#### Records provided

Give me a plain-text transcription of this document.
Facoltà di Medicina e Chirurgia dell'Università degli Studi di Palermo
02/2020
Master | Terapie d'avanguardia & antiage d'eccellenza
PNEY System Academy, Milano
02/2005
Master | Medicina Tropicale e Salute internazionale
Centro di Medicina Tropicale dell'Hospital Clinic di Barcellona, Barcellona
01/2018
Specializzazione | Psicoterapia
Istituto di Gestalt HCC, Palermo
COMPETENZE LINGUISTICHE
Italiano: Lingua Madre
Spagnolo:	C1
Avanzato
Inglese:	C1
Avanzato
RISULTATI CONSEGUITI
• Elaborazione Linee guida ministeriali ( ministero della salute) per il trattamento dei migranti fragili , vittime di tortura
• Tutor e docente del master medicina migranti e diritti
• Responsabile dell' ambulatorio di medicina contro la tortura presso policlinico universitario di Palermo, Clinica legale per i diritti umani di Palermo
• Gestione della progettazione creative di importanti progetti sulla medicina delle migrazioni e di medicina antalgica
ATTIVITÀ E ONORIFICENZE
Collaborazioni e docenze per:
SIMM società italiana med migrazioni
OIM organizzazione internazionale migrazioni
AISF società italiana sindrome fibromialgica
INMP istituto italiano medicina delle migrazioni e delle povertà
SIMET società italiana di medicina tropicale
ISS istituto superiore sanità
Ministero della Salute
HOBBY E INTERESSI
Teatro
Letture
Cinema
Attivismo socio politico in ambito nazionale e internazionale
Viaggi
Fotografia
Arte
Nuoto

########

**Do this:** Among the lines above, determine how many hold the word "internazionale"; report the figure alone.

**Correct output:** 3